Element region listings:
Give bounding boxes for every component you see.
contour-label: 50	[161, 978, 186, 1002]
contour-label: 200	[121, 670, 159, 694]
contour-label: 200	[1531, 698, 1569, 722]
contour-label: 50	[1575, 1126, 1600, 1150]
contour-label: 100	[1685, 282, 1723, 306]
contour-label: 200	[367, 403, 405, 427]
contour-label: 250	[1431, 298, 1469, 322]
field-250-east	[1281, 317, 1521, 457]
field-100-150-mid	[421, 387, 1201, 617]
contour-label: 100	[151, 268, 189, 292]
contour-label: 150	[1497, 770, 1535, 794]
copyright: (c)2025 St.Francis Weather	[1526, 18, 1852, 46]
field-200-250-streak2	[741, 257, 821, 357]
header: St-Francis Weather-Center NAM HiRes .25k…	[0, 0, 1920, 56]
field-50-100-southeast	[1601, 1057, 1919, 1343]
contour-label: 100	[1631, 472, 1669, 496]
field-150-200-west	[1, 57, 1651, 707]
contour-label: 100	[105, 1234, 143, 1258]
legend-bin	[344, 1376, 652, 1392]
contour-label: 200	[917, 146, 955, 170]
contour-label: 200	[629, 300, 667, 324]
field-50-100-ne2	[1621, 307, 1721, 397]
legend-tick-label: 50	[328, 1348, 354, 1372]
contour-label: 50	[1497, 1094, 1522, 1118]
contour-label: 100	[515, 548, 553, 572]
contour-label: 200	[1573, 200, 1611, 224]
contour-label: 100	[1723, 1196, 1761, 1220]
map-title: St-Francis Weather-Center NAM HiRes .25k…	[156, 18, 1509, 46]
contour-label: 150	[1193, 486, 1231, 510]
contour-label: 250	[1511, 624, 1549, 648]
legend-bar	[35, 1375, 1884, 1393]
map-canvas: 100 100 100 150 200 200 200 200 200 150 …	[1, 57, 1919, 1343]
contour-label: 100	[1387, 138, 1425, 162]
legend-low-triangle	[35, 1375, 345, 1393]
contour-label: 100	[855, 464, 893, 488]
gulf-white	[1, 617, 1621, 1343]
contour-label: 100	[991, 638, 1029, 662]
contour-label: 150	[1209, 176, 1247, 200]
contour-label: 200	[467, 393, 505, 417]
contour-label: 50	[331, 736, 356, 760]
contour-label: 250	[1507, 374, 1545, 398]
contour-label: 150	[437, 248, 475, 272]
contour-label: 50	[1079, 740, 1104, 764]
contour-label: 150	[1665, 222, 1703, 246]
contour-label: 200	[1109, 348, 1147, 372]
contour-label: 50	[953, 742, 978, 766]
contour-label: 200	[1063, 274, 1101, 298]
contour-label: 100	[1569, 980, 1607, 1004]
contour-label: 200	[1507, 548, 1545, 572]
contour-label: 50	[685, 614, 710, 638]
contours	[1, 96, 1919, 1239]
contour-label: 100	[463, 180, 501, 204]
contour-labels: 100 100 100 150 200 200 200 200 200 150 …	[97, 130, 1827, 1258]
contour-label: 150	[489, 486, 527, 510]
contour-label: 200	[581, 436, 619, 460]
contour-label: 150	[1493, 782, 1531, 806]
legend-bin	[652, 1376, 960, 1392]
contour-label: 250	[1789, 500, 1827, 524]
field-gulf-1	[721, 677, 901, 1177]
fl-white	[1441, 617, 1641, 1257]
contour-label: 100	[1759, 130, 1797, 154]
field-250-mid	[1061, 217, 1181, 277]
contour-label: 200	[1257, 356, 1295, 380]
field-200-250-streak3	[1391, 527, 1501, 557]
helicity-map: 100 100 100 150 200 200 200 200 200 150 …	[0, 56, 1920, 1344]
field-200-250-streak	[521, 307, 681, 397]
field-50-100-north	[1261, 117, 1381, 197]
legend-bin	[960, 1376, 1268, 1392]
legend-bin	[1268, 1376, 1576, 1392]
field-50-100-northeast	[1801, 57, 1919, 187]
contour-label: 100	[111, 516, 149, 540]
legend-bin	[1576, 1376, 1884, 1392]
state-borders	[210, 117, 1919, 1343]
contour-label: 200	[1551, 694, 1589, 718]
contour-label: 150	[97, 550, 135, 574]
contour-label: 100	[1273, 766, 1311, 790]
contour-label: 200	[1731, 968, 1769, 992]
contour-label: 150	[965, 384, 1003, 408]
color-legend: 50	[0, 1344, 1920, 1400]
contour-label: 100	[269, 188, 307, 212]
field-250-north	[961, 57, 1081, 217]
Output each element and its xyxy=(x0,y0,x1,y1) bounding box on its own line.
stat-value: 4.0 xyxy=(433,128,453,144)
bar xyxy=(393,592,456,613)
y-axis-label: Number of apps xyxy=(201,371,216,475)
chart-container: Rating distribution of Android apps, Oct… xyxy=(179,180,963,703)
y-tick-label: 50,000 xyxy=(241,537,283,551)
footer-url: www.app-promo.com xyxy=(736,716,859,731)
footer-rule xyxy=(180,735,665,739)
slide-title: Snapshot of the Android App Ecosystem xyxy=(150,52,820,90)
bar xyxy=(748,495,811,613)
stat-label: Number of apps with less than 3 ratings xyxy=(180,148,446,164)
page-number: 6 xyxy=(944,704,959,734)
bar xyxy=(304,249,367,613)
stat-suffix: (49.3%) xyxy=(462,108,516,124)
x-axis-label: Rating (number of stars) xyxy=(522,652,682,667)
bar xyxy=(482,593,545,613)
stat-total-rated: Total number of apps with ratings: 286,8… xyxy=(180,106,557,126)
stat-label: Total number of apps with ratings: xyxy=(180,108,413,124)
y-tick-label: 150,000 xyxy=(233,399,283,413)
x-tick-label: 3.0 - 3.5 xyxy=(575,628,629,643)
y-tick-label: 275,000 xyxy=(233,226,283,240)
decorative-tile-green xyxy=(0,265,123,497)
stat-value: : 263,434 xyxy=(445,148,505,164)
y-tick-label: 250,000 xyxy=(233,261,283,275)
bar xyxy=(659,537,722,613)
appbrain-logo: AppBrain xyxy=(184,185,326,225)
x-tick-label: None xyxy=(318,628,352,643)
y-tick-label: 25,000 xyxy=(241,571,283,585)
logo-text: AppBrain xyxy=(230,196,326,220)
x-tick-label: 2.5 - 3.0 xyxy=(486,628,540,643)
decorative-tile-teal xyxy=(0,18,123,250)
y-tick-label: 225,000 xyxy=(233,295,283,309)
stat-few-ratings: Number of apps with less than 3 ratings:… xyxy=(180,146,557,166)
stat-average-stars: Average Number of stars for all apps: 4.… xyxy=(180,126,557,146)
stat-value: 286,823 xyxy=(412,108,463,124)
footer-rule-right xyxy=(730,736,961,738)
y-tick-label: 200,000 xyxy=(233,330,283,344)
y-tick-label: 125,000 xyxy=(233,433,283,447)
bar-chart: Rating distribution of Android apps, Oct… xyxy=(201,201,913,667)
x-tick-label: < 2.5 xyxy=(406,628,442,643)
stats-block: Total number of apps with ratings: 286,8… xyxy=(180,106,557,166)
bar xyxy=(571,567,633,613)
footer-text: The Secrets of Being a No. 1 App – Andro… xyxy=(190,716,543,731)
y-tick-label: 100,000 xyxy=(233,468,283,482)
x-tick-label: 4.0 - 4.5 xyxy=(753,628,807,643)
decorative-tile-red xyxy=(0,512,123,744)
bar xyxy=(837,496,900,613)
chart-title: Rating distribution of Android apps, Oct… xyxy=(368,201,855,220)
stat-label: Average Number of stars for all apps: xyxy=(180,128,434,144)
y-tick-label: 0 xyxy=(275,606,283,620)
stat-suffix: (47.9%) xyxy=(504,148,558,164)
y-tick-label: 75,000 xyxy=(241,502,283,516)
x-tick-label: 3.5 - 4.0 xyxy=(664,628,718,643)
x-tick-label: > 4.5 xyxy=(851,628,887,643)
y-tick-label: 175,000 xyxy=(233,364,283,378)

GOAL OF THE EXERCISE: Set down every line of the items above again, character for character, with nothing changed, added, or left out.

SOLVED EXERCISE:
Give bounding boxes for every component you see.
contour-label: 50	[161, 978, 186, 1002]
contour-label: 200	[121, 670, 159, 694]
contour-label: 200	[1531, 698, 1569, 722]
contour-label: 50	[1575, 1126, 1600, 1150]
contour-label: 100	[1685, 282, 1723, 306]
contour-label: 200	[367, 403, 405, 427]
contour-label: 250	[1431, 298, 1469, 322]
field-250-east	[1281, 317, 1521, 457]
field-100-150-mid	[421, 387, 1201, 617]
contour-label: 100	[151, 268, 189, 292]
contour-label: 150	[1497, 770, 1535, 794]
copyright: (c)2025 St.Francis Weather	[1526, 18, 1852, 46]
field-200-250-streak2	[741, 257, 821, 357]
header: St-Francis Weather-Center NAM HiRes .25k…	[0, 0, 1920, 56]
field-50-100-southeast	[1601, 1057, 1919, 1343]
contour-label: 100	[1631, 472, 1669, 496]
field-150-200-west	[1, 57, 1651, 707]
contour-label: 100	[105, 1234, 143, 1258]
legend-bin	[344, 1376, 652, 1392]
contour-label: 200	[917, 146, 955, 170]
contour-label: 200	[629, 300, 667, 324]
field-50-100-ne2	[1621, 307, 1721, 397]
legend-tick-label: 50	[328, 1348, 354, 1372]
contour-label: 50	[1497, 1094, 1522, 1118]
contour-label: 100	[515, 548, 553, 572]
contour-label: 200	[1573, 200, 1611, 224]
contour-label: 100	[1723, 1196, 1761, 1220]
map-title: St-Francis Weather-Center NAM HiRes .25k…	[156, 18, 1509, 46]
contour-label: 150	[1193, 486, 1231, 510]
contour-label: 250	[1511, 624, 1549, 648]
legend-bar	[35, 1375, 1884, 1393]
map-canvas: 100 100 100 150 200 200 200 200 200 150 …	[1, 57, 1919, 1343]
contour-label: 100	[1387, 138, 1425, 162]
legend-low-triangle	[35, 1375, 345, 1393]
contour-label: 100	[855, 464, 893, 488]
gulf-white	[1, 617, 1621, 1343]
contour-label: 100	[991, 638, 1029, 662]
contour-label: 150	[1209, 176, 1247, 200]
contour-label: 200	[467, 393, 505, 417]
contour-label: 50	[331, 736, 356, 760]
contour-label: 250	[1507, 374, 1545, 398]
contour-label: 150	[437, 248, 475, 272]
contour-label: 50	[1079, 740, 1104, 764]
contour-label: 150	[1665, 222, 1703, 246]
contour-label: 200	[1109, 348, 1147, 372]
contour-label: 50	[953, 742, 978, 766]
contour-label: 200	[1063, 274, 1101, 298]
contour-label: 100	[1569, 980, 1607, 1004]
contour-label: 200	[1507, 548, 1545, 572]
contour-label: 50	[685, 614, 710, 638]
contours	[1, 96, 1919, 1239]
contour-label: 100	[463, 180, 501, 204]
contour-labels: 100 100 100 150 200 200 200 200 200 150 …	[97, 130, 1827, 1258]
contour-label: 150	[489, 486, 527, 510]
contour-label: 200	[581, 436, 619, 460]
contour-label: 150	[1493, 782, 1531, 806]
legend-bin	[652, 1376, 960, 1392]
contour-label: 250	[1789, 500, 1827, 524]
field-gulf-1	[721, 677, 901, 1177]
fl-white	[1441, 617, 1641, 1257]
contour-label: 100	[1759, 130, 1797, 154]
field-250-mid	[1061, 217, 1181, 277]
contour-label: 200	[1257, 356, 1295, 380]
field-200-250-streak3	[1391, 527, 1501, 557]
helicity-map: 100 100 100 150 200 200 200 200 200 150 …	[0, 56, 1920, 1344]
field-200-250-streak	[521, 307, 681, 397]
field-50-100-north	[1261, 117, 1381, 197]
legend-bin	[960, 1376, 1268, 1392]
legend-bin	[1268, 1376, 1576, 1392]
field-50-100-northeast	[1801, 57, 1919, 187]
contour-label: 100	[111, 516, 149, 540]
legend-bin	[1576, 1376, 1884, 1392]
state-borders	[210, 117, 1919, 1343]
contour-label: 200	[1551, 694, 1589, 718]
contour-label: 150	[97, 550, 135, 574]
contour-label: 100	[1273, 766, 1311, 790]
contour-label: 200	[1731, 968, 1769, 992]
contour-label: 150	[965, 384, 1003, 408]
color-legend: 50	[0, 1344, 1920, 1400]
contour-label: 100	[269, 188, 307, 212]
field-250-north	[961, 57, 1081, 217]
Output each element and its xyxy=(x0,y0,x1,y1) bounding box on its own line.
stat-value: 4.0 xyxy=(433,128,453,144)
bar xyxy=(393,592,456,613)
y-axis-label: Number of apps xyxy=(201,371,216,475)
chart-container: Rating distribution of Android apps, Oct… xyxy=(179,180,963,703)
y-tick-label: 50,000 xyxy=(241,537,283,551)
footer-url: www.app-promo.com xyxy=(736,716,859,731)
footer-rule xyxy=(180,735,665,739)
slide-title: Snapshot of the Android App Ecosystem xyxy=(150,52,820,90)
bar xyxy=(748,495,811,613)
stat-label: Number of apps with less than 3 ratings xyxy=(180,148,446,164)
page-number: 6 xyxy=(944,704,959,734)
bar xyxy=(304,249,367,613)
stat-suffix: (49.3%) xyxy=(462,108,516,124)
x-axis-label: Rating (number of stars) xyxy=(522,652,682,667)
bar xyxy=(482,593,545,613)
stat-total-rated: Total number of apps with ratings: 286,8… xyxy=(180,106,557,126)
stat-label: Total number of apps with ratings: xyxy=(180,108,413,124)
y-tick-label: 150,000 xyxy=(233,399,283,413)
x-tick-label: 3.0 - 3.5 xyxy=(575,628,629,643)
y-tick-label: 275,000 xyxy=(233,226,283,240)
decorative-tile-green xyxy=(0,265,123,497)
stat-value: : 263,434 xyxy=(445,148,505,164)
y-tick-label: 250,000 xyxy=(233,261,283,275)
bar xyxy=(659,537,722,613)
appbrain-logo: AppBrain xyxy=(184,185,326,225)
x-tick-label: None xyxy=(318,628,352,643)
y-tick-label: 25,000 xyxy=(241,571,283,585)
logo-text: AppBrain xyxy=(230,196,326,220)
x-tick-label: 2.5 - 3.0 xyxy=(486,628,540,643)
decorative-tile-teal xyxy=(0,18,123,250)
y-tick-label: 225,000 xyxy=(233,295,283,309)
stat-few-ratings: Number of apps with less than 3 ratings:… xyxy=(180,146,557,166)
stat-average-stars: Average Number of stars for all apps: 4.… xyxy=(180,126,557,146)
stat-value: 286,823 xyxy=(412,108,463,124)
footer-rule-right xyxy=(730,736,961,738)
y-tick-label: 200,000 xyxy=(233,330,283,344)
y-tick-label: 125,000 xyxy=(233,433,283,447)
bar-chart: Rating distribution of Android apps, Oct… xyxy=(201,201,913,667)
x-tick-label: < 2.5 xyxy=(406,628,442,643)
stats-block: Total number of apps with ratings: 286,8… xyxy=(180,106,557,166)
bar xyxy=(571,567,633,613)
footer-text: The Secrets of Being a No. 1 App – Andro… xyxy=(190,716,543,731)
y-tick-label: 100,000 xyxy=(233,468,283,482)
x-tick-label: 4.0 - 4.5 xyxy=(753,628,807,643)
decorative-tile-red xyxy=(0,512,123,744)
bar xyxy=(837,496,900,613)
chart-title: Rating distribution of Android apps, Oct… xyxy=(368,201,855,220)
stat-label: Average Number of stars for all apps: xyxy=(180,128,434,144)
y-tick-label: 0 xyxy=(275,606,283,620)
stat-suffix: (47.9%) xyxy=(504,148,558,164)
y-tick-label: 75,000 xyxy=(241,502,283,516)
x-tick-label: 3.5 - 4.0 xyxy=(664,628,718,643)
x-tick-label: > 4.5 xyxy=(851,628,887,643)
y-tick-label: 175,000 xyxy=(233,364,283,378)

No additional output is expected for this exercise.